● YOUR OBJECTIVE
The records below must be duplicated exactly, character for character.

(Dataset entries)

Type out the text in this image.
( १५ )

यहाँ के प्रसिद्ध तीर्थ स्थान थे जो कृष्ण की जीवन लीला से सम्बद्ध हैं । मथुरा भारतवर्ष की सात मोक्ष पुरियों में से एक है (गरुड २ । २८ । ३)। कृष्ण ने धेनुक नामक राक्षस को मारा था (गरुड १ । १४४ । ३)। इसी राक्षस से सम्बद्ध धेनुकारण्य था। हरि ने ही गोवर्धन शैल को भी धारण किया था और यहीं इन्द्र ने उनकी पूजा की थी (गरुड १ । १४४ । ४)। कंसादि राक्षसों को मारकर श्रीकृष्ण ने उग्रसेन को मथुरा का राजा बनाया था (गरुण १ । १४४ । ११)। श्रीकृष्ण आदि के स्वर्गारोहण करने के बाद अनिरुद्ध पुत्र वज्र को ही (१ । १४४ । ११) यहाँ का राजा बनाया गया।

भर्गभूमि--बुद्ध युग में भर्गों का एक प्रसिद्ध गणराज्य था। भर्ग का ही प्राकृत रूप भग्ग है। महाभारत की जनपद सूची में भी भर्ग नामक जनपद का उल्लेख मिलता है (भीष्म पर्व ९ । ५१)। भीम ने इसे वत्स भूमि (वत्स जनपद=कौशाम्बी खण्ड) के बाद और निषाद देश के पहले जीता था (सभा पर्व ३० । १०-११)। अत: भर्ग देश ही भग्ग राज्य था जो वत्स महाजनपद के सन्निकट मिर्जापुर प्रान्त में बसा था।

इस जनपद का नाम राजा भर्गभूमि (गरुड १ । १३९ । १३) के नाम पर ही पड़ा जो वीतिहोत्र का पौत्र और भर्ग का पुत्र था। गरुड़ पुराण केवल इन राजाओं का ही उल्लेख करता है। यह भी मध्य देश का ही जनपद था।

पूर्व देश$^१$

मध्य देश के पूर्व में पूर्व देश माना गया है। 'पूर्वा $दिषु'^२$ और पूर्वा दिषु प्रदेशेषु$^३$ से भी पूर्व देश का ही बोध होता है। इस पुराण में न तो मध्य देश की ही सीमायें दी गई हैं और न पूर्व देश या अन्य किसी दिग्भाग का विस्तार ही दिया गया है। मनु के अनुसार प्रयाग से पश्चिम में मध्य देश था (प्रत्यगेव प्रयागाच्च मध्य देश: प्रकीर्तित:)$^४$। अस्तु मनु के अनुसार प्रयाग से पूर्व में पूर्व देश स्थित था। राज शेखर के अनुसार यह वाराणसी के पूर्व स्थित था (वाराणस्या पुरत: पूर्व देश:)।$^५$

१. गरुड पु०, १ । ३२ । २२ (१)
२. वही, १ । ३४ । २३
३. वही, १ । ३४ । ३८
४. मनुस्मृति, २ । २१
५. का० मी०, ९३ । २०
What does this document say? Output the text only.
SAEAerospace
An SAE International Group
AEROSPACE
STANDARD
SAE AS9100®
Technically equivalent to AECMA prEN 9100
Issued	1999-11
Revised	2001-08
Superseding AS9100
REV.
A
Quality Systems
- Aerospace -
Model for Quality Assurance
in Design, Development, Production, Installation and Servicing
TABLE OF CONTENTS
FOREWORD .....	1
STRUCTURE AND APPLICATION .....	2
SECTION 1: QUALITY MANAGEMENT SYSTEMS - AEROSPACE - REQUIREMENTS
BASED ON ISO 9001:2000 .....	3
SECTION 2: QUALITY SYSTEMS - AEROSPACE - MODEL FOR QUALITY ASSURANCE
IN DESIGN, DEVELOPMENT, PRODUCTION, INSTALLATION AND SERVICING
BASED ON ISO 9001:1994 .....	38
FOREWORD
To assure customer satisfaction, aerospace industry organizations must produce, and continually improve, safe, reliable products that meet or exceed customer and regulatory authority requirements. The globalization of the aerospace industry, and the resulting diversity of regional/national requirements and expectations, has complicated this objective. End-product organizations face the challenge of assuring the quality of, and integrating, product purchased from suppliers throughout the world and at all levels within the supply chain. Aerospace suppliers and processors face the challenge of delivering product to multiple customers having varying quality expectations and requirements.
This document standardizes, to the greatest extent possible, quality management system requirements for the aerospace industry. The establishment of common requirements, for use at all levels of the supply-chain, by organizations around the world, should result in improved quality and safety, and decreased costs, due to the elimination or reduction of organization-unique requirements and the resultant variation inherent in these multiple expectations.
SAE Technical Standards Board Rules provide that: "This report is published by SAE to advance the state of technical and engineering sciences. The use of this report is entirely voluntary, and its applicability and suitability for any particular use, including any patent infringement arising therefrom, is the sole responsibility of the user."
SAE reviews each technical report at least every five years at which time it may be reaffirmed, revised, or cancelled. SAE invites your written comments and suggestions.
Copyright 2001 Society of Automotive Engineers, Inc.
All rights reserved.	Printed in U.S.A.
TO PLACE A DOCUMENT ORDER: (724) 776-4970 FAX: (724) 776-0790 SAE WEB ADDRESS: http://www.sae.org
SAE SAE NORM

● WRITTEN RESPONSE
Type out the text in this image.
( १५ )

यहाँ के प्रसिद्ध तीर्थ स्थान थे जो कृष्ण की जीवन लीला से सम्बद्ध हैं । मथुरा भारतवर्ष की सात मोक्ष पुरियों में से एक है (गरुड २ । २८ । ३)। कृष्ण ने धेनुक नामक राक्षस को मारा था (गरुड १ । १४४ । ३)। इसी राक्षस से सम्बद्ध धेनुकारण्य था। हरि ने ही गोवर्धन शैल को भी धारण किया था और यहीं इन्द्र ने उनकी पूजा की थी (गरुड १ । १४४ । ४)। कंसादि राक्षसों को मारकर श्रीकृष्ण ने उग्रसेन को मथुरा का राजा बनाया था (गरुण १ । १४४ । ११)। श्रीकृष्ण आदि के स्वर्गारोहण करने के बाद अनिरुद्ध पुत्र वज्र को ही (१ । १४४ । ११) यहाँ का राजा बनाया गया।

भर्गभूमि--बुद्ध युग में भर्गों का एक प्रसिद्ध गणराज्य था। भर्ग का ही प्राकृत रूप भग्ग है। महाभारत की जनपद सूची में भी भर्ग नामक जनपद का उल्लेख मिलता है (भीष्म पर्व ९ । ५१)। भीम ने इसे वत्स भूमि (वत्स जनपद=कौशाम्बी खण्ड) के बाद और निषाद देश के पहले जीता था (सभा पर्व ३० । १०-११)। अत: भर्ग देश ही भग्ग राज्य था जो वत्स महाजनपद के सन्निकट मिर्जापुर प्रान्त में बसा था।

इस जनपद का नाम राजा भर्गभूमि (गरुड १ । १३९ । १३) के नाम पर ही पड़ा जो वीतिहोत्र का पौत्र और भर्ग का पुत्र था। गरुड़ पुराण केवल इन राजाओं का ही उल्लेख करता है। यह भी मध्य देश का ही जनपद था।

पूर्व देश$^१$

मध्य देश के पूर्व में पूर्व देश माना गया है। 'पूर्वा $दिषु'^२$ और पूर्वा दिषु प्रदेशेषु$^३$ से भी पूर्व देश का ही बोध होता है। इस पुराण में न तो मध्य देश की ही सीमायें दी गई हैं और न पूर्व देश या अन्य किसी दिग्भाग का विस्तार ही दिया गया है। मनु के अनुसार प्रयाग से पश्चिम में मध्य देश था (प्रत्यगेव प्रयागाच्च मध्य देश: प्रकीर्तित:)$^४$। अस्तु मनु के अनुसार प्रयाग से पूर्व में पूर्व देश स्थित था। राज शेखर के अनुसार यह वाराणसी के पूर्व स्थित था (वाराणस्या पुरत: पूर्व देश:)।$^५$

१. गरुड पु०, १ । ३२ । २२ (१)
२. वही, १ । ३४ । २३
३. वही, १ । ३४ । ३८
४. मनुस्मृति, २ । २१
५. का० मी०, ९३ । २०
What does this document say? Output the text only.
SAEAerospace
An SAE International Group
AEROSPACE
STANDARD
SAE AS9100®
Technically equivalent to AECMA prEN 9100
Issued	1999-11
Revised	2001-08
Superseding AS9100
REV.
A
Quality Systems
- Aerospace -
Model for Quality Assurance
in Design, Development, Production, Installation and Servicing
TABLE OF CONTENTS
FOREWORD .....	1
STRUCTURE AND APPLICATION .....	2
SECTION 1: QUALITY MANAGEMENT SYSTEMS - AEROSPACE - REQUIREMENTS
BASED ON ISO 9001:2000 .....	3
SECTION 2: QUALITY SYSTEMS - AEROSPACE - MODEL FOR QUALITY ASSURANCE
IN DESIGN, DEVELOPMENT, PRODUCTION, INSTALLATION AND SERVICING
BASED ON ISO 9001:1994 .....	38
FOREWORD
To assure customer satisfaction, aerospace industry organizations must produce, and continually improve, safe, reliable products that meet or exceed customer and regulatory authority requirements. The globalization of the aerospace industry, and the resulting diversity of regional/national requirements and expectations, has complicated this objective. End-product organizations face the challenge of assuring the quality of, and integrating, product purchased from suppliers throughout the world and at all levels within the supply chain. Aerospace suppliers and processors face the challenge of delivering product to multiple customers having varying quality expectations and requirements.
This document standardizes, to the greatest extent possible, quality management system requirements for the aerospace industry. The establishment of common requirements, for use at all levels of the supply-chain, by organizations around the world, should result in improved quality and safety, and decreased costs, due to the elimination or reduction of organization-unique requirements and the resultant variation inherent in these multiple expectations.
SAE Technical Standards Board Rules provide that: "This report is published by SAE to advance the state of technical and engineering sciences. The use of this report is entirely voluntary, and its applicability and suitability for any particular use, including any patent infringement arising therefrom, is the sole responsibility of the user."
SAE reviews each technical report at least every five years at which time it may be reaffirmed, revised, or cancelled. SAE invites your written comments and suggestions.
Copyright 2001 Society of Automotive Engineers, Inc.
All rights reserved.	Printed in U.S.A.
TO PLACE A DOCUMENT ORDER: (724) 776-4970 FAX: (724) 776-0790 SAE WEB ADDRESS: http://www.sae.org
SAE SAE NORM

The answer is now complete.